-- Begin --

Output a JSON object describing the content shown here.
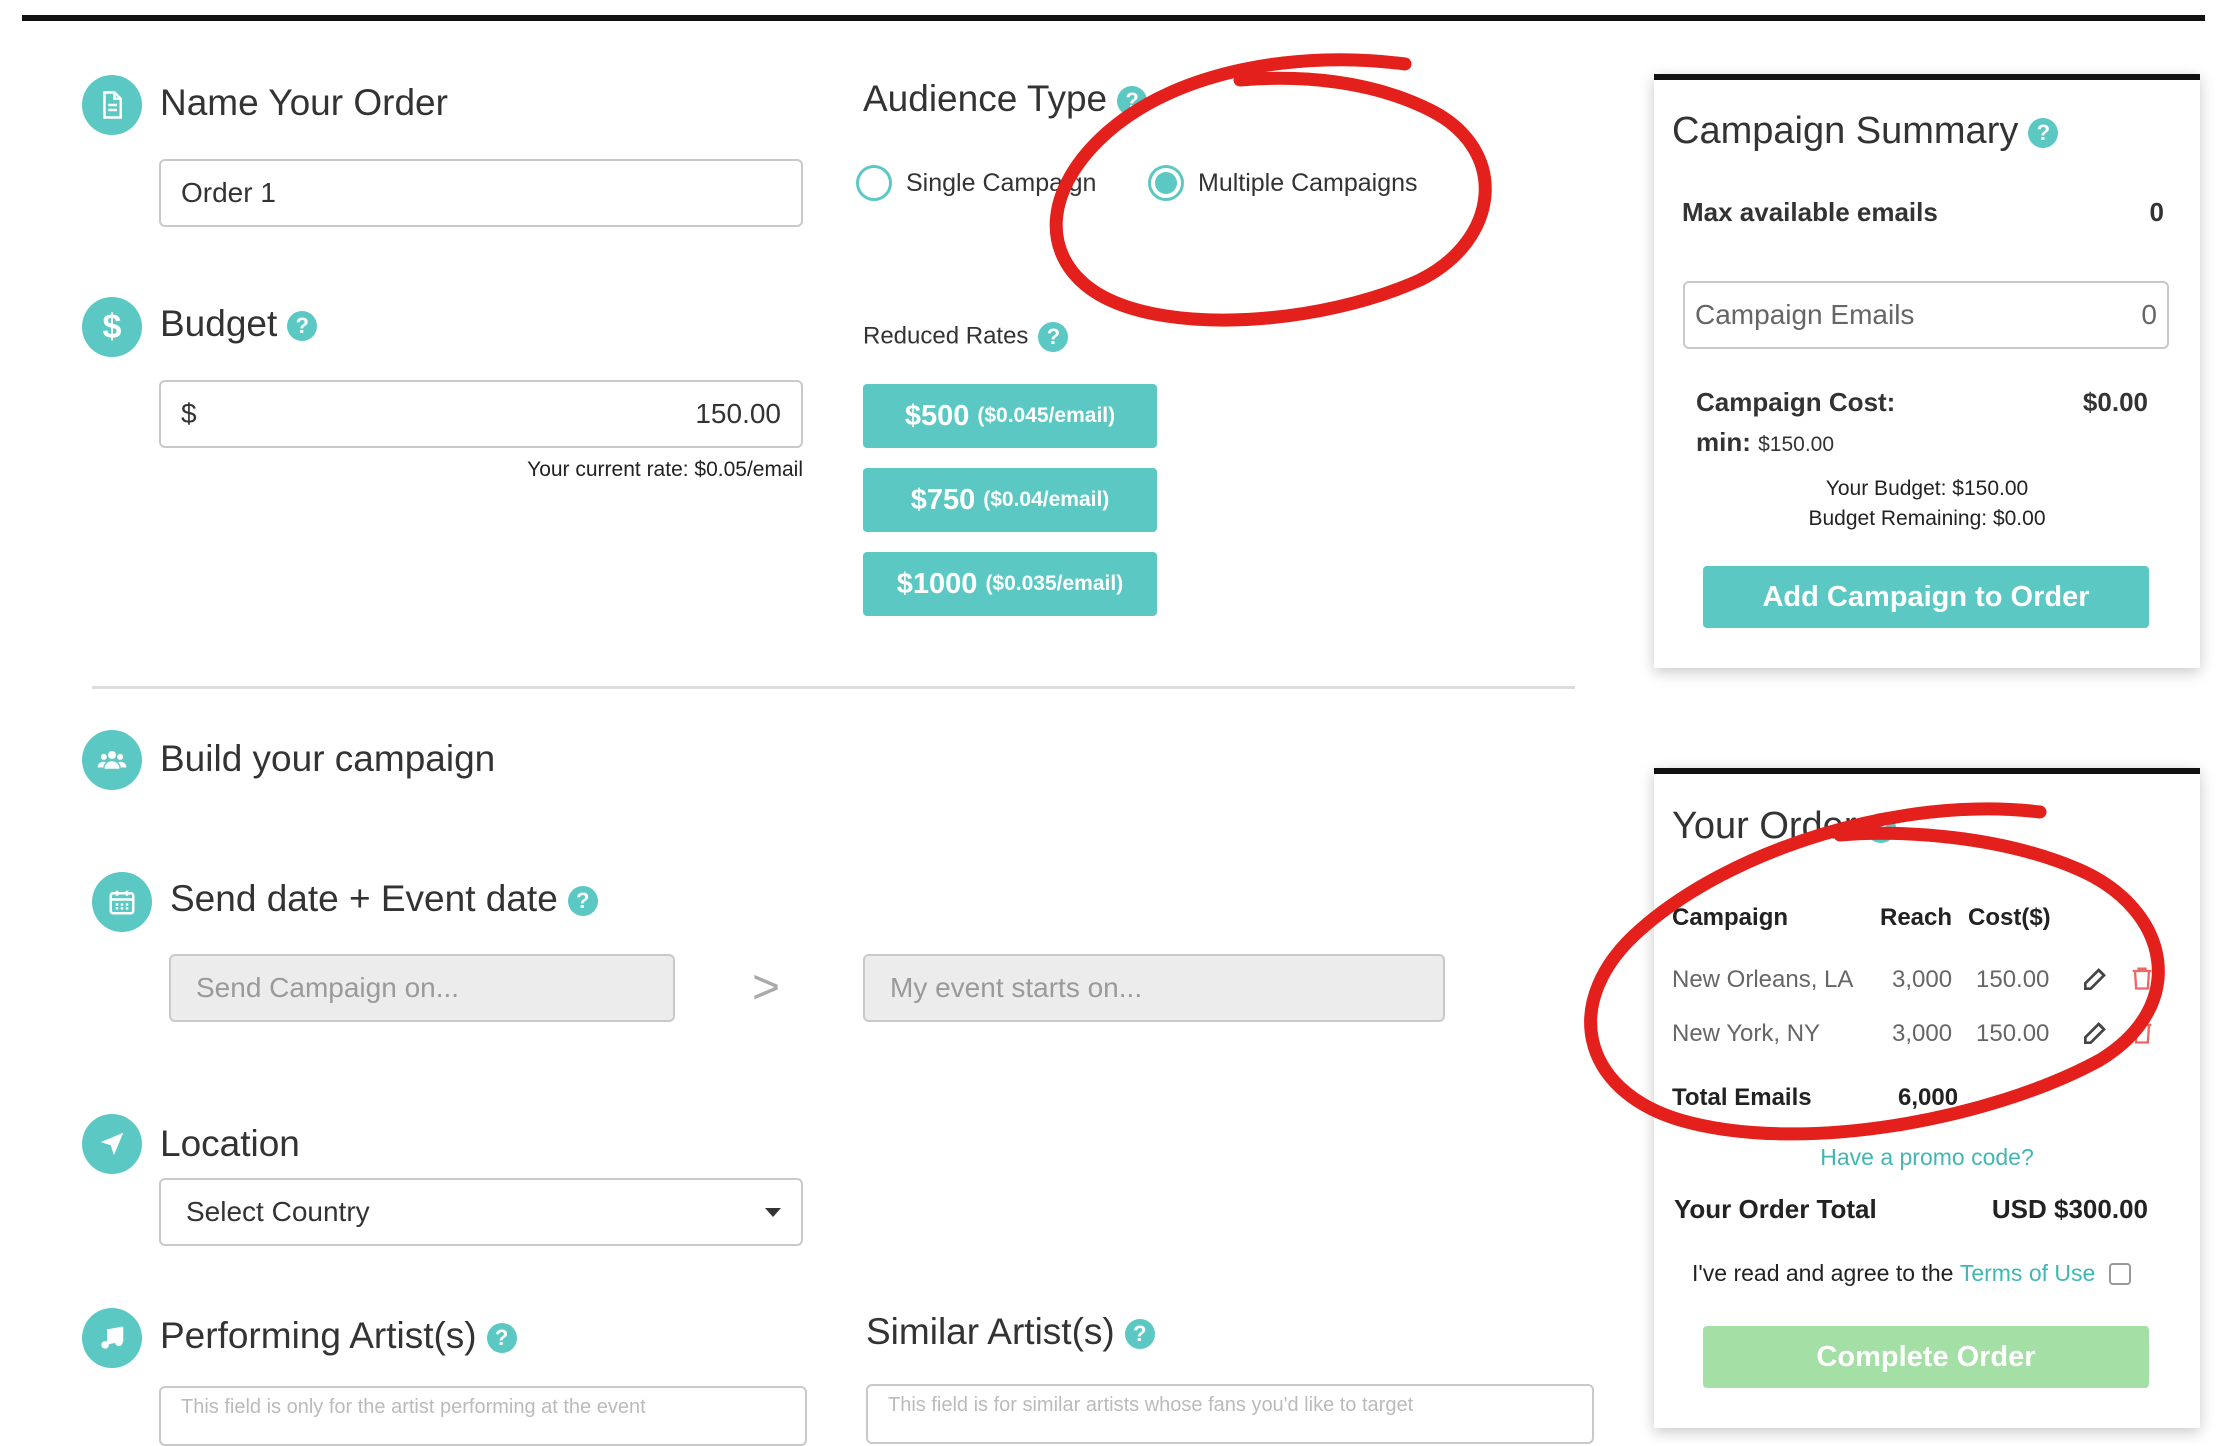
{
  "name_order": {
    "title": "Name Your Order",
    "input_value": "Order 1"
  },
  "audience": {
    "title": "Audience Type",
    "options": [
      {
        "label": "Single Campaign",
        "selected": false
      },
      {
        "label": "Multiple Campaigns",
        "selected": true
      }
    ]
  },
  "budget": {
    "title": "Budget",
    "currency_symbol": "$",
    "value": "150.00",
    "current_rate": "Your current rate: $0.05/email"
  },
  "reduced_rates": {
    "title": "Reduced Rates",
    "buttons": [
      {
        "amount": "$500",
        "rate": "($0.045/email)"
      },
      {
        "amount": "$750",
        "rate": "($0.04/email)"
      },
      {
        "amount": "$1000",
        "rate": "($0.035/email)"
      }
    ]
  },
  "build": {
    "title": "Build your campaign"
  },
  "dates": {
    "title": "Send date + Event date",
    "send_placeholder": "Send Campaign on...",
    "arrow": ">",
    "event_placeholder": "My event starts on..."
  },
  "location": {
    "title": "Location",
    "select_value": "Select Country"
  },
  "performing": {
    "title": "Performing Artist(s)",
    "placeholder": "This field is only for the artist performing at the event"
  },
  "similar": {
    "title": "Similar Artist(s)",
    "placeholder": "This field is for similar artists whose fans you'd like to target"
  },
  "summary": {
    "title": "Campaign Summary",
    "max_label": "Max available emails",
    "max_value": "0",
    "emails_placeholder": "Campaign Emails",
    "emails_value": "0",
    "cost_label": "Campaign Cost:",
    "cost_value": "$0.00",
    "min_label": "min:",
    "min_value": "$150.00",
    "your_budget": "Your Budget: $150.00",
    "budget_remaining": "Budget Remaining: $0.00",
    "add_button": "Add Campaign to Order"
  },
  "order": {
    "title": "Your Order",
    "headers": {
      "campaign": "Campaign",
      "reach": "Reach",
      "cost": "Cost($)"
    },
    "rows": [
      {
        "campaign": "New Orleans, LA",
        "reach": "3,000",
        "cost": "150.00"
      },
      {
        "campaign": "New York, NY",
        "reach": "3,000",
        "cost": "150.00"
      }
    ],
    "total_emails_label": "Total Emails",
    "total_emails_value": "6,000",
    "promo_link": "Have a promo code?",
    "total_label": "Your Order Total",
    "total_value": "USD $300.00",
    "terms_prefix": "I've read and agree to the",
    "terms_link": "Terms of Use",
    "complete_button": "Complete Order"
  },
  "colors": {
    "accent": "#5bc8c4",
    "complete_disabled": "#a4e0a6",
    "annotation_red": "#e3201b"
  }
}
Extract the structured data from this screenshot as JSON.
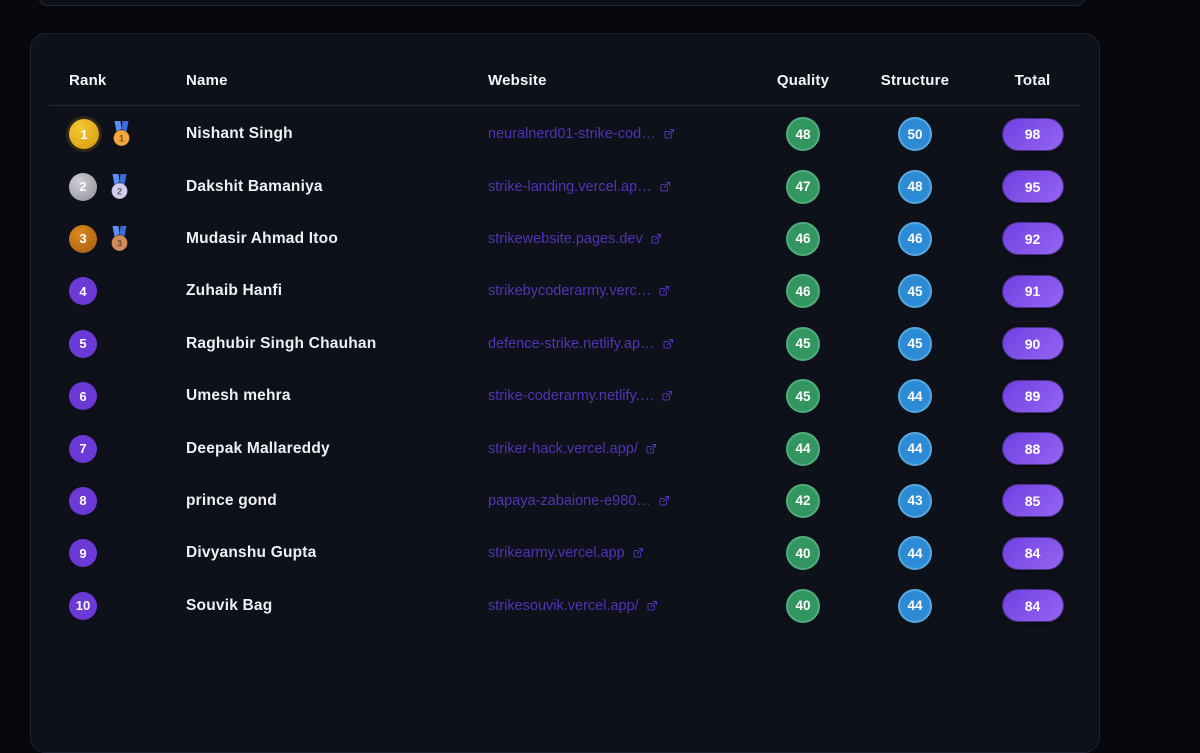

-- End --

## Task
Leave the pictures out, and print every line of the listing exactly as written.

## Solution for this exercise
Output a JSON object describing the content shown here.
{
  "name_order": {
    "title": "Name Your Order",
    "input_value": "Order 1"
  },
  "audience": {
    "title": "Audience Type",
    "options": [
      {
        "label": "Single Campaign",
        "selected": false
      },
      {
        "label": "Multiple Campaigns",
        "selected": true
      }
    ]
  },
  "budget": {
    "title": "Budget",
    "currency_symbol": "$",
    "value": "150.00",
    "current_rate": "Your current rate: $0.05/email"
  },
  "reduced_rates": {
    "title": "Reduced Rates",
    "buttons": [
      {
        "amount": "$500",
        "rate": "($0.045/email)"
      },
      {
        "amount": "$750",
        "rate": "($0.04/email)"
      },
      {
        "amount": "$1000",
        "rate": "($0.035/email)"
      }
    ]
  },
  "build": {
    "title": "Build your campaign"
  },
  "dates": {
    "title": "Send date + Event date",
    "send_placeholder": "Send Campaign on...",
    "arrow": ">",
    "event_placeholder": "My event starts on..."
  },
  "location": {
    "title": "Location",
    "select_value": "Select Country"
  },
  "performing": {
    "title": "Performing Artist(s)",
    "placeholder": "This field is only for the artist performing at the event"
  },
  "similar": {
    "title": "Similar Artist(s)",
    "placeholder": "This field is for similar artists whose fans you'd like to target"
  },
  "summary": {
    "title": "Campaign Summary",
    "max_label": "Max available emails",
    "max_value": "0",
    "emails_placeholder": "Campaign Emails",
    "emails_value": "0",
    "cost_label": "Campaign Cost:",
    "cost_value": "$0.00",
    "min_label": "min:",
    "min_value": "$150.00",
    "your_budget": "Your Budget: $150.00",
    "budget_remaining": "Budget Remaining: $0.00",
    "add_button": "Add Campaign to Order"
  },
  "order": {
    "title": "Your Order",
    "headers": {
      "campaign": "Campaign",
      "reach": "Reach",
      "cost": "Cost($)"
    },
    "rows": [
      {
        "campaign": "New Orleans, LA",
        "reach": "3,000",
        "cost": "150.00"
      },
      {
        "campaign": "New York, NY",
        "reach": "3,000",
        "cost": "150.00"
      }
    ],
    "total_emails_label": "Total Emails",
    "total_emails_value": "6,000",
    "promo_link": "Have a promo code?",
    "total_label": "Your Order Total",
    "total_value": "USD $300.00",
    "terms_prefix": "I've read and agree to the",
    "terms_link": "Terms of Use",
    "complete_button": "Complete Order"
  },
  "colors": {
    "accent": "#5bc8c4",
    "complete_disabled": "#a4e0a6",
    "annotation_red": "#e3201b"
  }
}
Extract the structured data from this screenshot as JSON.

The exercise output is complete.